=== THE TASK ===
Please output the lines shown below exactly as they appear.

=== SUPPLIED DATA ===
--- Start ---

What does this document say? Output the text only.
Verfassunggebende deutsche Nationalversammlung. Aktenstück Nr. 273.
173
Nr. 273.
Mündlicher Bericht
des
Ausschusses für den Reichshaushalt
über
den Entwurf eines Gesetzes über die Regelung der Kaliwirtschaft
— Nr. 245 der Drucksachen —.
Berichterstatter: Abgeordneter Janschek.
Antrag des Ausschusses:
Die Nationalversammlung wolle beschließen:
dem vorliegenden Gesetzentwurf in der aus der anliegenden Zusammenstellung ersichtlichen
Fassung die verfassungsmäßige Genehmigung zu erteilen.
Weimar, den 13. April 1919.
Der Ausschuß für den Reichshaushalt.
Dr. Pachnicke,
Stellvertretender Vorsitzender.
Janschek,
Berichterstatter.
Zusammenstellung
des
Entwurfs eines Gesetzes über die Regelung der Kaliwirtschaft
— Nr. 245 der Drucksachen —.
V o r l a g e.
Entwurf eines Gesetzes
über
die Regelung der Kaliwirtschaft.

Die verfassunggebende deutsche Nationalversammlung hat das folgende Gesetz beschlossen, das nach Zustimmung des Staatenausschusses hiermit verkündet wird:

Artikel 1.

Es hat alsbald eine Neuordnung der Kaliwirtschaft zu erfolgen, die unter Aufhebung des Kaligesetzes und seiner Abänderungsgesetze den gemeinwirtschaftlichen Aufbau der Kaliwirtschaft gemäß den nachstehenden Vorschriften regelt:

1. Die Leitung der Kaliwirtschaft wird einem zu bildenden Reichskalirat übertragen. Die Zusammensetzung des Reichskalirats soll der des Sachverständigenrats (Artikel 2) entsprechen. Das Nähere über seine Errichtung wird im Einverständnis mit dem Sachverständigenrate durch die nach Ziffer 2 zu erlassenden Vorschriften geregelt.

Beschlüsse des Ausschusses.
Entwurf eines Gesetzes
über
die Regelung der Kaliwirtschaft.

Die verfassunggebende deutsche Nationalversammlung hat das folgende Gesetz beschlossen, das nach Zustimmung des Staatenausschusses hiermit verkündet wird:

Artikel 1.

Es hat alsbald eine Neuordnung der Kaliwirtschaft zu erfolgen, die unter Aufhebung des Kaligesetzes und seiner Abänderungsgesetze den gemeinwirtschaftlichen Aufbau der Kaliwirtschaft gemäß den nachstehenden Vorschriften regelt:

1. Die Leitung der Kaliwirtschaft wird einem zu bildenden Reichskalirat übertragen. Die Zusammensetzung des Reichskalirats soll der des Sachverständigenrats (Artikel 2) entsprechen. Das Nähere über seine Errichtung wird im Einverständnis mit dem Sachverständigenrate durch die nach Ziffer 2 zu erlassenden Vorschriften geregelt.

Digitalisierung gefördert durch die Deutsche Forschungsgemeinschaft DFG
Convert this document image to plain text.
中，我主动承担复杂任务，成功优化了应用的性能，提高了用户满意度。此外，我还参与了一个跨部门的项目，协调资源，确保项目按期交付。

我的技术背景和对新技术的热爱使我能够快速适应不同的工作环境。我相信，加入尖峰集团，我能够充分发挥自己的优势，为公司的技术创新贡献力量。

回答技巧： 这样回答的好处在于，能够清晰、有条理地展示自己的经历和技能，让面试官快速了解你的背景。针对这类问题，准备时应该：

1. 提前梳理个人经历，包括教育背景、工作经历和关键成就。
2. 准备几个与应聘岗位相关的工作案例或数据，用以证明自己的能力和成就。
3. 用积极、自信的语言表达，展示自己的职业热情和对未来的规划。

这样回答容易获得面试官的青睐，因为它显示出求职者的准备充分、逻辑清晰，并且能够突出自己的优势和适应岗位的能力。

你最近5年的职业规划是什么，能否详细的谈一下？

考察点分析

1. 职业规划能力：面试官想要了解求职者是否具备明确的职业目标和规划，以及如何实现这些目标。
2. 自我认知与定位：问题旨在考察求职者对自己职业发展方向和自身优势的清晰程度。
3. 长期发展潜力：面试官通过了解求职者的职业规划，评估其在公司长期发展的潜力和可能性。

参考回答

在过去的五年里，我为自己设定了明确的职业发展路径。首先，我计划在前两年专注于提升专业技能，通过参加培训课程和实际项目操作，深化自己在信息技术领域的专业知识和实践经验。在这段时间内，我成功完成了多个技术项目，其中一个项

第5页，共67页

--- End ---

=== EXERCISE RESPONSE ===
What does this document say? Output the text only.
Verfassunggebende deutsche Nationalversammlung. Aktenstück Nr. 273.
173
Nr. 273.
Mündlicher Bericht
des
Ausschusses für den Reichshaushalt
über
den Entwurf eines Gesetzes über die Regelung der Kaliwirtschaft
— Nr. 245 der Drucksachen —.
Berichterstatter: Abgeordneter Janschek.
Antrag des Ausschusses:
Die Nationalversammlung wolle beschließen:
dem vorliegenden Gesetzentwurf in der aus der anliegenden Zusammenstellung ersichtlichen
Fassung die verfassungsmäßige Genehmigung zu erteilen.
Weimar, den 13. April 1919.
Der Ausschuß für den Reichshaushalt.
Dr. Pachnicke,
Stellvertretender Vorsitzender.
Janschek,
Berichterstatter.
Zusammenstellung
des
Entwurfs eines Gesetzes über die Regelung der Kaliwirtschaft
— Nr. 245 der Drucksachen —.
V o r l a g e.
Entwurf eines Gesetzes
über
die Regelung der Kaliwirtschaft.

Die verfassunggebende deutsche Nationalversammlung hat das folgende Gesetz beschlossen, das nach Zustimmung des Staatenausschusses hiermit verkündet wird:

Artikel 1.

Es hat alsbald eine Neuordnung der Kaliwirtschaft zu erfolgen, die unter Aufhebung des Kaligesetzes und seiner Abänderungsgesetze den gemeinwirtschaftlichen Aufbau der Kaliwirtschaft gemäß den nachstehenden Vorschriften regelt:

1. Die Leitung der Kaliwirtschaft wird einem zu bildenden Reichskalirat übertragen. Die Zusammensetzung des Reichskalirats soll der des Sachverständigenrats (Artikel 2) entsprechen. Das Nähere über seine Errichtung wird im Einverständnis mit dem Sachverständigenrate durch die nach Ziffer 2 zu erlassenden Vorschriften geregelt.

Beschlüsse des Ausschusses.
Entwurf eines Gesetzes
über
die Regelung der Kaliwirtschaft.

Die verfassunggebende deutsche Nationalversammlung hat das folgende Gesetz beschlossen, das nach Zustimmung des Staatenausschusses hiermit verkündet wird:

Artikel 1.

Es hat alsbald eine Neuordnung der Kaliwirtschaft zu erfolgen, die unter Aufhebung des Kaligesetzes und seiner Abänderungsgesetze den gemeinwirtschaftlichen Aufbau der Kaliwirtschaft gemäß den nachstehenden Vorschriften regelt:

1. Die Leitung der Kaliwirtschaft wird einem zu bildenden Reichskalirat übertragen. Die Zusammensetzung des Reichskalirats soll der des Sachverständigenrats (Artikel 2) entsprechen. Das Nähere über seine Errichtung wird im Einverständnis mit dem Sachverständigenrate durch die nach Ziffer 2 zu erlassenden Vorschriften geregelt.

Digitalisierung gefördert durch die Deutsche Forschungsgemeinschaft DFG
Convert this document image to plain text.
中，我主动承担复杂任务，成功优化了应用的性能，提高了用户满意度。此外，我还参与了一个跨部门的项目，协调资源，确保项目按期交付。

我的技术背景和对新技术的热爱使我能够快速适应不同的工作环境。我相信，加入尖峰集团，我能够充分发挥自己的优势，为公司的技术创新贡献力量。

回答技巧： 这样回答的好处在于，能够清晰、有条理地展示自己的经历和技能，让面试官快速了解你的背景。针对这类问题，准备时应该：

1. 提前梳理个人经历，包括教育背景、工作经历和关键成就。
2. 准备几个与应聘岗位相关的工作案例或数据，用以证明自己的能力和成就。
3. 用积极、自信的语言表达，展示自己的职业热情和对未来的规划。

这样回答容易获得面试官的青睐，因为它显示出求职者的准备充分、逻辑清晰，并且能够突出自己的优势和适应岗位的能力。

你最近5年的职业规划是什么，能否详细的谈一下？

考察点分析

1. 职业规划能力：面试官想要了解求职者是否具备明确的职业目标和规划，以及如何实现这些目标。
2. 自我认知与定位：问题旨在考察求职者对自己职业发展方向和自身优势的清晰程度。
3. 长期发展潜力：面试官通过了解求职者的职业规划，评估其在公司长期发展的潜力和可能性。

参考回答

在过去的五年里，我为自己设定了明确的职业发展路径。首先，我计划在前两年专注于提升专业技能，通过参加培训课程和实际项目操作，深化自己在信息技术领域的专业知识和实践经验。在这段时间内，我成功完成了多个技术项目，其中一个项

第5页，共67页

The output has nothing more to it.